[begin Input records]
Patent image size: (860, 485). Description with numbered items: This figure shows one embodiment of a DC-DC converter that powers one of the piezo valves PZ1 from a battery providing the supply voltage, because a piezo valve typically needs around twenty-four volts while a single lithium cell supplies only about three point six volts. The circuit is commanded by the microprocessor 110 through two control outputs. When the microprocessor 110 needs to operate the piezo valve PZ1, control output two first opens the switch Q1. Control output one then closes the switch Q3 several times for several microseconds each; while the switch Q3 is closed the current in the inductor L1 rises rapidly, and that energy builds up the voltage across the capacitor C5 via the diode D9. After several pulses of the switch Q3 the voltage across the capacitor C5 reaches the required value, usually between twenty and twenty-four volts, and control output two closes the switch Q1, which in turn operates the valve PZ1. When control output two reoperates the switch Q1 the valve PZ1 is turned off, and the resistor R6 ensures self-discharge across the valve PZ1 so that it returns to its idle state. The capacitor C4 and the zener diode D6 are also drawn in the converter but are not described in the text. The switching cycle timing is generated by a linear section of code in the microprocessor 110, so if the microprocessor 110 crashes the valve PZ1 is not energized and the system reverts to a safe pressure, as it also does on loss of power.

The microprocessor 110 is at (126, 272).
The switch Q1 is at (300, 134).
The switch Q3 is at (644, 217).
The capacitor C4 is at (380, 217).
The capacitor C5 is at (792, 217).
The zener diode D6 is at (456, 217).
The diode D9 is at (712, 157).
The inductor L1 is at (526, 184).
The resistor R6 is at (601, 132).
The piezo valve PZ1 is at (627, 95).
[end Input records]
Rewrite the records above with "DC-DC converter" changed to "DC-to-DC converter" and everything else unchanged.

* **Exercise solution**:
Patent image size: (860, 485). Description with numbered items: This figure shows one embodiment of a DC-to-DC converter that powers one of the piezo valves PZ1 from a battery providing the supply voltage, because a piezo valve typically needs around twenty-four volts while a single lithium cell supplies only about three point six volts. The circuit is commanded by the microprocessor 110 through two control outputs. When the microprocessor 110 needs to operate the piezo valve PZ1, control output two first opens the switch Q1. Control output one then closes the switch Q3 several times for several microseconds each; while the switch Q3 is closed the current in the inductor L1 rises rapidly, and that energy builds up the voltage across the capacitor C5 via the diode D9. After several pulses of the switch Q3 the voltage across the capacitor C5 reaches the required value, usually between twenty and twenty-four volts, and control output two closes the switch Q1, which in turn operates the valve PZ1. When control output two reoperates the switch Q1 the valve PZ1 is turned off, and the resistor R6 ensures self-discharge across the valve PZ1 so that it returns to its idle state. The capacitor C4 and the zener diode D6 are also drawn in the converter but are not described in the text. The switching cycle timing is generated by a linear section of code in the microprocessor 110, so if the microprocessor 110 crashes the valve PZ1 is not energized and the system reverts to a safe pressure, as it also does on loss of power.

The microprocessor 110 is at (126, 272).
The switch Q1 is at (300, 134).
The switch Q3 is at (644, 217).
The capacitor C4 is at (380, 217).
The capacitor C5 is at (792, 217).
The zener diode D6 is at (456, 217).
The diode D9 is at (712, 157).
The inductor L1 is at (526, 184).
The resistor R6 is at (601, 132).
The piezo valve PZ1 is at (627, 95).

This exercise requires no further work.